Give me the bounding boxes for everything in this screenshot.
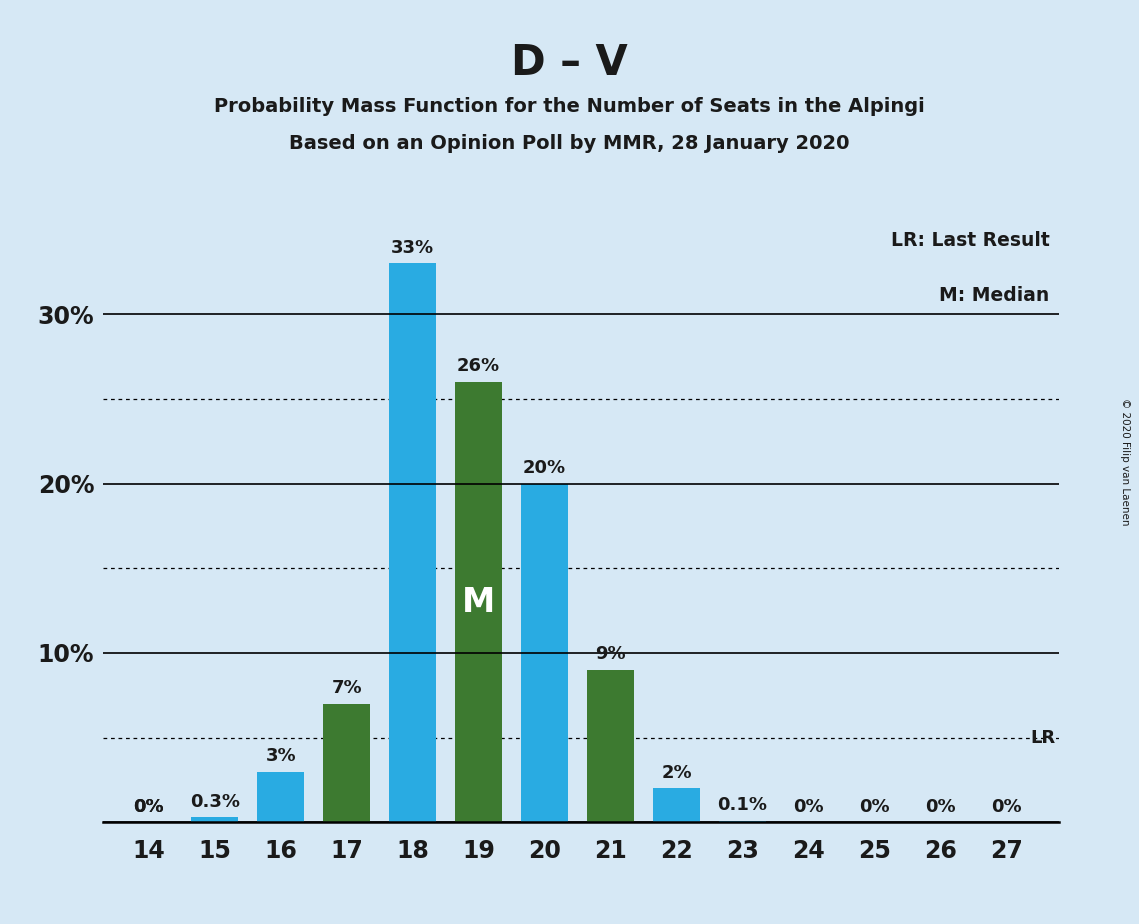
Text: M: M — [462, 586, 495, 619]
Text: 0%: 0% — [133, 798, 164, 817]
Text: 0%: 0% — [991, 798, 1022, 817]
Text: 3%: 3% — [265, 747, 296, 765]
Text: 33%: 33% — [391, 238, 434, 257]
Bar — [388, 263, 436, 822]
Text: 7%: 7% — [331, 679, 362, 697]
Text: 2%: 2% — [662, 764, 691, 782]
Text: 0%: 0% — [133, 798, 164, 817]
Text: M: Median: M: Median — [940, 286, 1050, 305]
Text: D – V: D – V — [511, 42, 628, 83]
Text: © 2020 Filip van Laenen: © 2020 Filip van Laenen — [1121, 398, 1130, 526]
Bar — [653, 788, 700, 822]
Bar — [521, 483, 568, 822]
Text: 20%: 20% — [523, 459, 566, 477]
Bar — [719, 821, 767, 822]
Text: 0%: 0% — [859, 798, 890, 817]
Text: 0.3%: 0.3% — [190, 793, 239, 810]
Bar — [587, 670, 634, 822]
Bar — [191, 818, 238, 822]
Bar — [454, 382, 502, 822]
Text: 0%: 0% — [925, 798, 956, 817]
Text: 26%: 26% — [457, 358, 500, 375]
Bar — [322, 704, 370, 822]
Bar — [257, 772, 304, 822]
Text: LR: Last Result: LR: Last Result — [891, 231, 1050, 249]
Text: 0.1%: 0.1% — [718, 796, 768, 814]
Text: 0%: 0% — [793, 798, 823, 817]
Text: 9%: 9% — [596, 645, 626, 663]
Text: Based on an Opinion Poll by MMR, 28 January 2020: Based on an Opinion Poll by MMR, 28 Janu… — [289, 134, 850, 153]
Text: LR: LR — [1031, 729, 1056, 747]
Text: Probability Mass Function for the Number of Seats in the Alpingi: Probability Mass Function for the Number… — [214, 97, 925, 116]
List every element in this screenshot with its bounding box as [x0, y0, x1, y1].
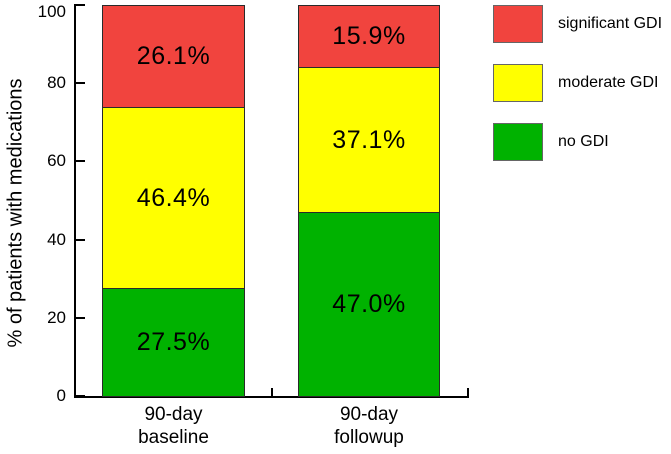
y-tick	[76, 238, 85, 241]
bar-segment-moderate-gdi: 46.4%	[102, 107, 245, 290]
y-tick	[76, 395, 85, 397]
x-category-label: 90-day baseline	[77, 403, 270, 449]
legend-swatch-moderate-gdi-icon	[493, 64, 543, 102]
legend-label: moderate GDI	[558, 74, 659, 91]
x-category-label-line: followup	[334, 427, 404, 448]
y-tick	[76, 4, 85, 6]
legend-entry-moderate-gdi: moderate GDI	[493, 64, 658, 102]
y-tick-label: 20	[47, 307, 66, 327]
legend-label: significant GDI	[558, 15, 663, 32]
x-category-label-line: 90-day	[144, 404, 203, 425]
segment-value-label: 47.0%	[332, 290, 406, 319]
bar-segment-no-gdi: 27.5%	[102, 288, 245, 397]
x-category-label-line: 90-day	[339, 404, 399, 425]
legend: significant GDI moderate GDI no GDI	[493, 0, 671, 170]
bar-segment-moderate-gdi: 37.1%	[298, 67, 440, 214]
y-tick-label: 60	[47, 151, 66, 171]
x-category-label: 90-day followup	[273, 403, 465, 449]
bar-segment-no-gdi: 47.0%	[298, 212, 440, 397]
legend-swatch-no-gdi-icon	[493, 123, 543, 161]
y-tick-label: 40	[47, 229, 66, 249]
legend-swatch-significant-gdi-icon	[493, 5, 543, 43]
segment-value-label: 27.5%	[136, 328, 211, 357]
segment-value-label: 15.9%	[332, 22, 406, 51]
y-tick	[76, 316, 85, 319]
bar-segment-significant-gdi: 15.9%	[298, 5, 440, 69]
legend-entry-no-gdi: no GDI	[493, 123, 609, 161]
legend-entry-significant-gdi: significant GDI	[493, 5, 662, 43]
x-category-label-line: baseline	[138, 427, 209, 448]
y-tick-label: 0	[56, 386, 66, 405]
y-tick	[76, 160, 85, 163]
segment-value-label: 37.1%	[332, 125, 406, 154]
y-tick	[76, 82, 85, 85]
segment-value-label: 26.1%	[136, 42, 211, 71]
x-tick	[467, 388, 469, 396]
y-axis-line	[74, 4, 76, 398]
x-tick	[271, 388, 273, 396]
segment-value-label: 46.4%	[136, 183, 211, 212]
y-tick-label: 100	[37, 2, 66, 21]
legend-label: no GDI	[558, 133, 609, 150]
x-axis-line	[74, 396, 469, 398]
bar-segment-significant-gdi: 26.1%	[102, 5, 245, 109]
y-tick-label: 80	[47, 73, 66, 93]
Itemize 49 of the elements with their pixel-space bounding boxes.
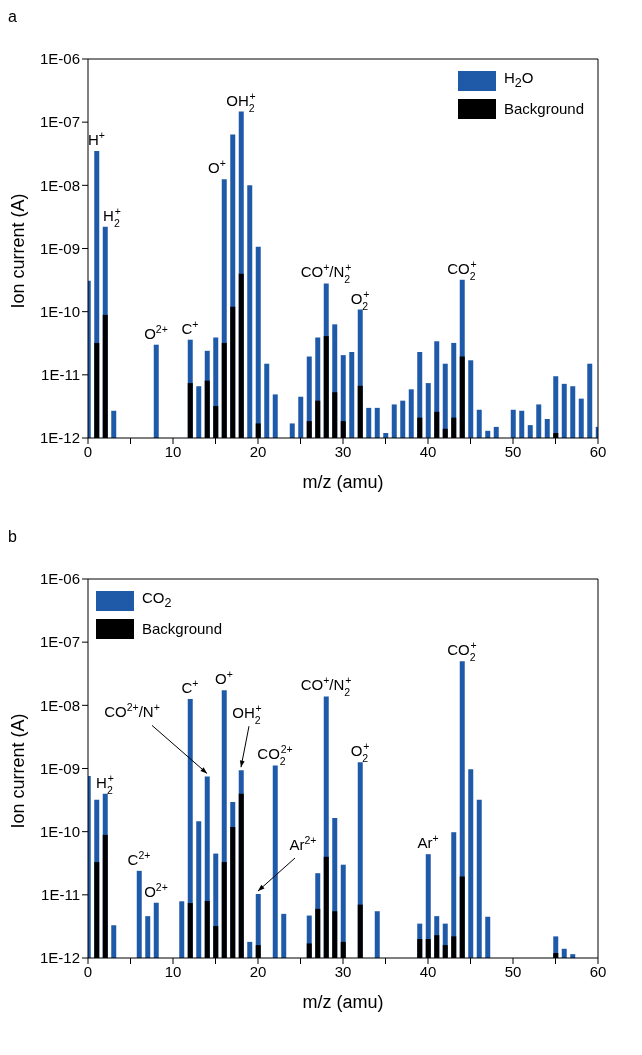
y-tick-label: 1E-12 bbox=[39, 429, 80, 447]
annotation: Ar$^{+}$ bbox=[417, 832, 439, 852]
chart-title: b bbox=[8, 528, 17, 546]
x-tick-label: 20 bbox=[249, 442, 267, 460]
x-tick-label: 20 bbox=[249, 962, 267, 980]
x-tick-label: 40 bbox=[419, 962, 437, 980]
y-tick-label: 1E-06 bbox=[39, 50, 80, 68]
annotation: H$^{+}$ bbox=[88, 128, 105, 148]
x-tick-label: 30 bbox=[334, 962, 352, 980]
legend-label: Background bbox=[504, 99, 585, 119]
annotation: O$^{+}$ bbox=[208, 157, 226, 177]
y-tick-label: 1E-11 bbox=[41, 886, 80, 904]
y-axis-title: Ion current (A) bbox=[8, 193, 29, 309]
x-tick-label: 60 bbox=[589, 442, 607, 460]
y-axis-title: Ion current (A) bbox=[8, 713, 29, 829]
annotation: C$^{+}$ bbox=[181, 676, 199, 696]
y-tick-label: 1E-08 bbox=[39, 176, 80, 194]
y-tick-label: 1E-11 bbox=[41, 366, 80, 384]
x-tick-label: 0 bbox=[83, 962, 93, 980]
y-tick-label: 1E-09 bbox=[39, 759, 80, 777]
x-tick-label: 50 bbox=[504, 962, 522, 980]
x-axis-title: m/z (amu) bbox=[302, 992, 384, 1012]
chart-title: a bbox=[8, 8, 17, 26]
x-tick-label: 40 bbox=[419, 442, 437, 460]
y-tick-label: 1E-06 bbox=[39, 570, 80, 588]
annotation: O$^{2+}$ bbox=[144, 880, 168, 900]
annotation: Ar$^{2+}$ bbox=[289, 834, 317, 854]
annotation: CO$^{2+}$/N$^{+}$ bbox=[104, 701, 160, 721]
y-tick-label: 1E-07 bbox=[39, 113, 80, 131]
x-tick-label: 60 bbox=[589, 962, 607, 980]
annotation: C$^{+}$ bbox=[181, 317, 199, 337]
annotation: C$^{2+}$ bbox=[127, 848, 151, 868]
x-tick-label: 0 bbox=[83, 442, 93, 460]
legend-label: H$_{2}$O bbox=[504, 68, 534, 92]
annotation: O$^{2+}$ bbox=[144, 322, 168, 342]
x-tick-label: 50 bbox=[504, 442, 522, 460]
legend-label: Background bbox=[142, 619, 223, 639]
legend-label: CO$_{2}$ bbox=[142, 588, 172, 612]
y-tick-label: 1E-10 bbox=[39, 302, 80, 320]
y-tick-label: 1E-10 bbox=[39, 822, 80, 840]
y-tick-label: 1E-09 bbox=[39, 239, 80, 257]
y-tick-label: 1E-08 bbox=[39, 696, 80, 714]
x-tick-label: 10 bbox=[164, 442, 182, 460]
y-tick-label: 1E-12 bbox=[39, 949, 80, 967]
x-tick-label: 30 bbox=[334, 442, 352, 460]
y-tick-label: 1E-07 bbox=[39, 633, 80, 651]
x-tick-label: 10 bbox=[164, 962, 182, 980]
x-axis-title: m/z (amu) bbox=[302, 472, 384, 492]
annotation: O$^{+}$ bbox=[215, 668, 233, 688]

========

> **What you have to do**
Copy every item above word for word, but leave out the pictures.

> **Exercise response**
Give me the bounding boxes for everything in this screenshot.
Text: M: M — [462, 586, 495, 619]
Text: 0%: 0% — [133, 798, 164, 817]
Text: 0%: 0% — [991, 798, 1022, 817]
Text: 3%: 3% — [265, 747, 296, 765]
Text: 33%: 33% — [391, 238, 434, 257]
Bar — [388, 263, 436, 822]
Text: 7%: 7% — [331, 679, 362, 697]
Text: 2%: 2% — [662, 764, 691, 782]
Text: 0%: 0% — [133, 798, 164, 817]
Text: M: Median: M: Median — [940, 286, 1050, 305]
Text: D – V: D – V — [511, 42, 628, 83]
Text: © 2020 Filip van Laenen: © 2020 Filip van Laenen — [1121, 398, 1130, 526]
Bar — [653, 788, 700, 822]
Bar — [521, 483, 568, 822]
Text: 20%: 20% — [523, 459, 566, 477]
Bar — [719, 821, 767, 822]
Text: 0%: 0% — [859, 798, 890, 817]
Text: 0.3%: 0.3% — [190, 793, 239, 810]
Bar — [587, 670, 634, 822]
Bar — [191, 818, 238, 822]
Bar — [454, 382, 502, 822]
Text: 0%: 0% — [925, 798, 956, 817]
Text: 26%: 26% — [457, 358, 500, 375]
Bar — [322, 704, 370, 822]
Bar — [257, 772, 304, 822]
Text: LR: Last Result: LR: Last Result — [891, 231, 1050, 249]
Text: 0.1%: 0.1% — [718, 796, 768, 814]
Text: 0%: 0% — [793, 798, 823, 817]
Text: 9%: 9% — [596, 645, 626, 663]
Text: Based on an Opinion Poll by MMR, 28 January 2020: Based on an Opinion Poll by MMR, 28 Janu… — [289, 134, 850, 153]
Text: LR: LR — [1031, 729, 1056, 747]
Text: Probability Mass Function for the Number of Seats in the Alpingi: Probability Mass Function for the Number… — [214, 97, 925, 116]
List every element in this screenshot with its bounding box as [x0, y0, x1, y1].
y-tick	[76, 238, 85, 241]
bar-segment-moderate-gdi: 46.4%	[102, 107, 245, 290]
y-tick	[76, 395, 85, 397]
x-category-label: 90-day baseline	[77, 403, 270, 449]
legend-swatch-moderate-gdi-icon	[493, 64, 543, 102]
legend-label: moderate GDI	[558, 74, 659, 91]
x-category-label-line: followup	[334, 427, 404, 448]
y-tick	[76, 4, 85, 6]
legend-entry-moderate-gdi: moderate GDI	[493, 64, 658, 102]
y-tick-label: 20	[47, 307, 66, 327]
legend-label: significant GDI	[558, 15, 663, 32]
x-category-label-line: 90-day	[144, 404, 203, 425]
segment-value-label: 47.0%	[332, 290, 406, 319]
bar-segment-no-gdi: 27.5%	[102, 288, 245, 397]
x-category-label-line: 90-day	[339, 404, 399, 425]
legend: significant GDI moderate GDI no GDI	[493, 0, 671, 170]
bar-segment-moderate-gdi: 37.1%	[298, 67, 440, 214]
y-tick-label: 60	[47, 151, 66, 171]
x-category-label: 90-day followup	[273, 403, 465, 449]
bar-segment-no-gdi: 47.0%	[298, 212, 440, 397]
legend-swatch-no-gdi-icon	[493, 123, 543, 161]
y-tick-label: 40	[47, 229, 66, 249]
legend-swatch-significant-gdi-icon	[493, 5, 543, 43]
segment-value-label: 27.5%	[136, 328, 211, 357]
segment-value-label: 15.9%	[332, 22, 406, 51]
y-tick	[76, 316, 85, 319]
bar-segment-significant-gdi: 15.9%	[298, 5, 440, 69]
legend-entry-no-gdi: no GDI	[493, 123, 609, 161]
legend-entry-significant-gdi: significant GDI	[493, 5, 662, 43]
x-category-label-line: baseline	[138, 427, 209, 448]
y-tick-label: 0	[56, 386, 66, 405]
y-tick	[76, 160, 85, 163]
segment-value-label: 37.1%	[332, 125, 406, 154]
y-tick	[76, 82, 85, 85]
segment-value-label: 26.1%	[136, 42, 211, 71]
x-tick	[467, 388, 469, 396]
y-axis-line	[74, 4, 76, 398]
x-tick	[271, 388, 273, 396]
segment-value-label: 46.4%	[136, 183, 211, 212]
y-tick-label: 100	[37, 2, 66, 21]
legend-label: no GDI	[558, 133, 609, 150]
x-axis-line	[74, 396, 469, 398]
bar-segment-significant-gdi: 26.1%	[102, 5, 245, 109]
y-tick-label: 80	[47, 73, 66, 93]
Itemize 49 of the elements with their pixel-space bounding boxes.
y-tick-label: 1E-12 bbox=[39, 429, 80, 447]
annotation: Ar$^{+}$ bbox=[417, 832, 439, 852]
chart-title: b bbox=[8, 528, 17, 546]
x-tick-label: 20 bbox=[249, 442, 267, 460]
x-tick-label: 20 bbox=[249, 962, 267, 980]
x-tick-label: 40 bbox=[419, 962, 437, 980]
y-tick-label: 1E-06 bbox=[39, 50, 80, 68]
annotation: H$^{+}$ bbox=[88, 128, 105, 148]
x-tick-label: 30 bbox=[334, 962, 352, 980]
legend-label: Background bbox=[504, 99, 585, 119]
annotation: O$^{+}$ bbox=[208, 157, 226, 177]
y-tick-label: 1E-11 bbox=[41, 886, 80, 904]
y-axis-title: Ion current (A) bbox=[8, 193, 29, 309]
x-tick-label: 60 bbox=[589, 442, 607, 460]
y-axis-title: Ion current (A) bbox=[8, 713, 29, 829]
annotation: C$^{+}$ bbox=[181, 676, 199, 696]
y-tick-label: 1E-08 bbox=[39, 176, 80, 194]
y-tick-label: 1E-11 bbox=[41, 366, 80, 384]
x-tick-label: 0 bbox=[83, 962, 93, 980]
y-tick-label: 1E-09 bbox=[39, 759, 80, 777]
x-tick-label: 50 bbox=[504, 962, 522, 980]
x-axis-title: m/z (amu) bbox=[302, 992, 384, 1012]
chart-title: a bbox=[8, 8, 17, 26]
x-tick-label: 40 bbox=[419, 442, 437, 460]
y-tick-label: 1E-06 bbox=[39, 570, 80, 588]
annotation: O$^{2+}$ bbox=[144, 880, 168, 900]
annotation: Ar$^{2+}$ bbox=[289, 834, 317, 854]
annotation: CO$^{2+}$/N$^{+}$ bbox=[104, 701, 160, 721]
y-tick-label: 1E-07 bbox=[39, 113, 80, 131]
x-tick-label: 60 bbox=[589, 962, 607, 980]
annotation: C$^{+}$ bbox=[181, 317, 199, 337]
annotation: C$^{2+}$ bbox=[127, 848, 151, 868]
x-tick-label: 0 bbox=[83, 442, 93, 460]
legend-label: H$_{2}$O bbox=[504, 68, 534, 92]
annotation: O$^{2+}$ bbox=[144, 322, 168, 342]
x-tick-label: 50 bbox=[504, 442, 522, 460]
legend-label: Background bbox=[142, 619, 223, 639]
legend-label: CO$_{2}$ bbox=[142, 588, 172, 612]
y-tick-label: 1E-10 bbox=[39, 302, 80, 320]
y-tick-label: 1E-10 bbox=[39, 822, 80, 840]
y-tick-label: 1E-09 bbox=[39, 239, 80, 257]
y-tick-label: 1E-08 bbox=[39, 696, 80, 714]
x-tick-label: 10 bbox=[164, 442, 182, 460]
y-tick-label: 1E-12 bbox=[39, 949, 80, 967]
x-tick-label: 30 bbox=[334, 442, 352, 460]
y-tick-label: 1E-07 bbox=[39, 633, 80, 651]
x-tick-label: 10 bbox=[164, 962, 182, 980]
x-axis-title: m/z (amu) bbox=[302, 472, 384, 492]
annotation: O$^{+}$ bbox=[215, 668, 233, 688]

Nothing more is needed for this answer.